EXCERPTED RECORDS →

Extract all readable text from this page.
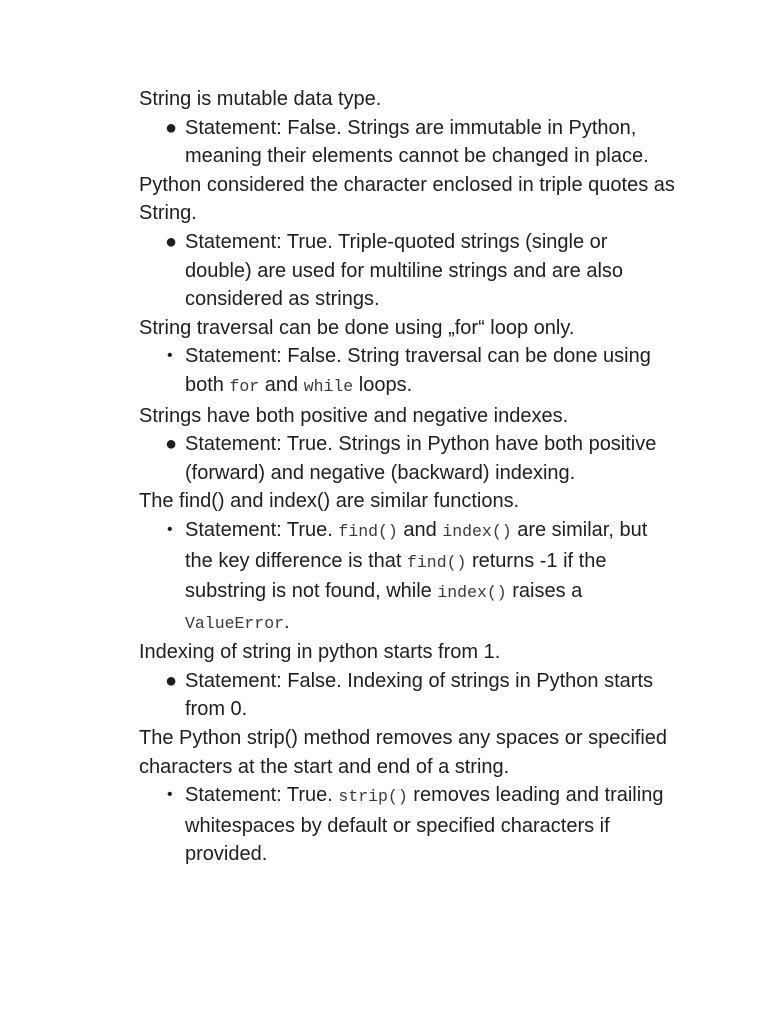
String is mutable data type.

● Statement: False. Strings are immutable in Python, meaning their elements cannot be changed in place.

Python considered the character enclosed in triple quotes as String.

● Statement: True. Triple-quoted strings (single or double) are used for multiline strings and are also considered as strings.

String traversal can be done using „for“ loop only.

• Statement: False. String traversal can be done using both for and while loops.

Strings have both positive and negative indexes.

● Statement: True. Strings in Python have both positive (forward) and negative (backward) indexing.

The find() and index() are similar functions.

• Statement: True. find() and index() are similar, but the key difference is that find() returns -1 if the substring is not found, while index() raises a ValueError.

Indexing of string in python starts from 1.

● Statement: False. Indexing of strings in Python starts from 0.

The Python strip() method removes any spaces or specified characters at the start and end of a string.

• Statement: True. strip() removes leading and trailing whitespaces by default or specified characters if provided.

TO DO →
Your copy of the data above should match it exactly, except that pictures are left out.

TASK OUTPUT →
Extract all readable text from this page.
String is mutable data type.

● Statement: False. Strings are immutable in Python, meaning their elements cannot be changed in place.

Python considered the character enclosed in triple quotes as String.

● Statement: True. Triple-quoted strings (single or double) are used for multiline strings and are also considered as strings.

String traversal can be done using „for“ loop only.

• Statement: False. String traversal can be done using both for and while loops.

Strings have both positive and negative indexes.

● Statement: True. Strings in Python have both positive (forward) and negative (backward) indexing.

The find() and index() are similar functions.

• Statement: True. find() and index() are similar, but the key difference is that find() returns -1 if the substring is not found, while index() raises a ValueError.

Indexing of string in python starts from 1.

● Statement: False. Indexing of strings in Python starts from 0.

The Python strip() method removes any spaces or specified characters at the start and end of a string.

• Statement: True. strip() removes leading and trailing whitespaces by default or specified characters if provided.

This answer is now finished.